Copy every line that mentions the word "社会零售品消费总额".

↓↓↓

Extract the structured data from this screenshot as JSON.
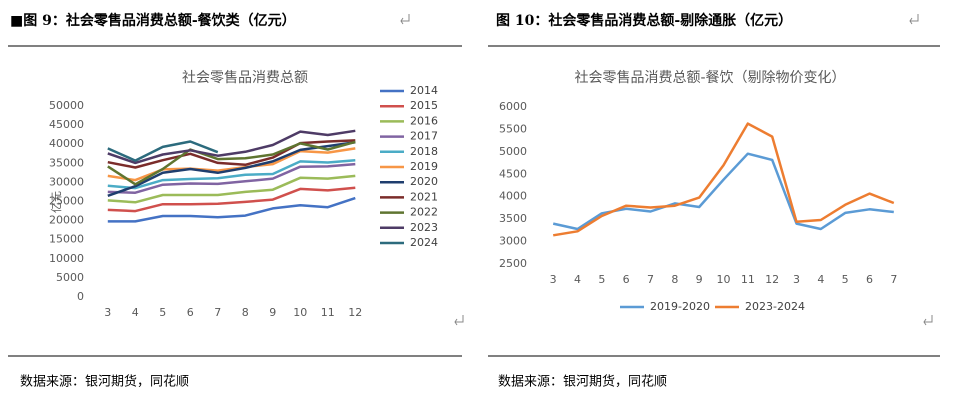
{
  "chart_data": [
    {
      "type": "line",
      "caption": "■图 9：社会零售品消费总额-餐饮类（亿元）",
      "source": "数据来源：银河期货，同花顺",
      "title": "社会零售品消费总额",
      "ylabel": "亿元",
      "categories": [
        "3",
        "4",
        "5",
        "6",
        "7",
        "8",
        "9",
        "10",
        "11",
        "12"
      ],
      "ylim": [
        0,
        50000
      ],
      "yticks": [
        0,
        5000,
        10000,
        15000,
        20000,
        25000,
        30000,
        35000,
        40000,
        45000,
        50000
      ],
      "legend": "right",
      "series": [
        {
          "name": "2014",
          "color": "#4472c4",
          "values": [
            19800,
            19800,
            21200,
            21200,
            20900,
            21300,
            23200,
            24000,
            23500,
            25900
          ]
        },
        {
          "name": "2015",
          "color": "#d0504d",
          "values": [
            22800,
            22500,
            24300,
            24300,
            24400,
            24900,
            25500,
            28300,
            27900,
            28600
          ]
        },
        {
          "name": "2016",
          "color": "#9bbb59",
          "values": [
            25300,
            24800,
            26700,
            26700,
            26700,
            27500,
            28100,
            31200,
            31000,
            31700
          ]
        },
        {
          "name": "2017",
          "color": "#8064a2",
          "values": [
            27500,
            27300,
            29400,
            29700,
            29600,
            30300,
            31000,
            34100,
            34200,
            34800
          ]
        },
        {
          "name": "2018",
          "color": "#4bacc6",
          "values": [
            29100,
            28500,
            30600,
            30900,
            31100,
            32000,
            32200,
            35500,
            35200,
            35800
          ]
        },
        {
          "name": "2019",
          "color": "#f79646",
          "values": [
            31700,
            30600,
            33400,
            33600,
            33100,
            34000,
            34800,
            38200,
            37800,
            38900
          ]
        },
        {
          "name": "2020",
          "color": "#1f3e6e",
          "values": [
            26500,
            29000,
            32500,
            33500,
            32500,
            33800,
            35500,
            38500,
            39500,
            40500
          ]
        },
        {
          "name": "2021",
          "color": "#7b2c2a",
          "values": [
            35300,
            33900,
            35800,
            37500,
            35100,
            34600,
            36500,
            40300,
            40700,
            41000
          ]
        },
        {
          "name": "2022",
          "color": "#5f7530",
          "values": [
            34200,
            29500,
            33500,
            38600,
            36100,
            36300,
            37300,
            40200,
            38600,
            40600
          ]
        },
        {
          "name": "2023",
          "color": "#4e3b66",
          "values": [
            37600,
            35100,
            37300,
            38400,
            37000,
            38000,
            39800,
            43300,
            42400,
            43500
          ]
        },
        {
          "name": "2024",
          "color": "#2c6b7d",
          "values": [
            38900,
            35700,
            39300,
            40700,
            37900,
            null,
            null,
            null,
            null,
            null
          ]
        }
      ]
    },
    {
      "type": "line",
      "caption": "图 10：社会零售品消费总额-剔除通胀（亿元）",
      "source": "数据来源：银河期货，同花顺",
      "title": "社会零售品消费总额-餐饮（剔除物价变化）",
      "categories": [
        "3",
        "4",
        "5",
        "6",
        "7",
        "8",
        "9",
        "10",
        "11",
        "12",
        "3",
        "4",
        "5",
        "6",
        "7"
      ],
      "ylim": [
        2500,
        6000
      ],
      "yticks": [
        2500,
        3000,
        3500,
        4000,
        4500,
        5000,
        5500,
        6000
      ],
      "legend": "bottom",
      "series": [
        {
          "name": "2019-2020",
          "color": "#5b9bd5",
          "values": [
            3400,
            3280,
            3630,
            3730,
            3670,
            3850,
            3770,
            4380,
            4960,
            4820,
            3400,
            3280,
            3640,
            3720,
            3660
          ]
        },
        {
          "name": "2023-2024",
          "color": "#ed7d31",
          "values": [
            3140,
            3230,
            3570,
            3800,
            3760,
            3800,
            3980,
            4700,
            5630,
            5340,
            3440,
            3480,
            3820,
            4070,
            3860
          ]
        }
      ]
    }
  ]
}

↑↑↑

▶ **Exercise result**:
      "caption": "■图 9：社会零售品消费总额-餐饮类（亿元）",
      "title": "社会零售品消费总额",
      "caption": "图 10：社会零售品消费总额-剔除通胀（亿元）",
      "title": "社会零售品消费总额-餐饮（剔除物价变化）",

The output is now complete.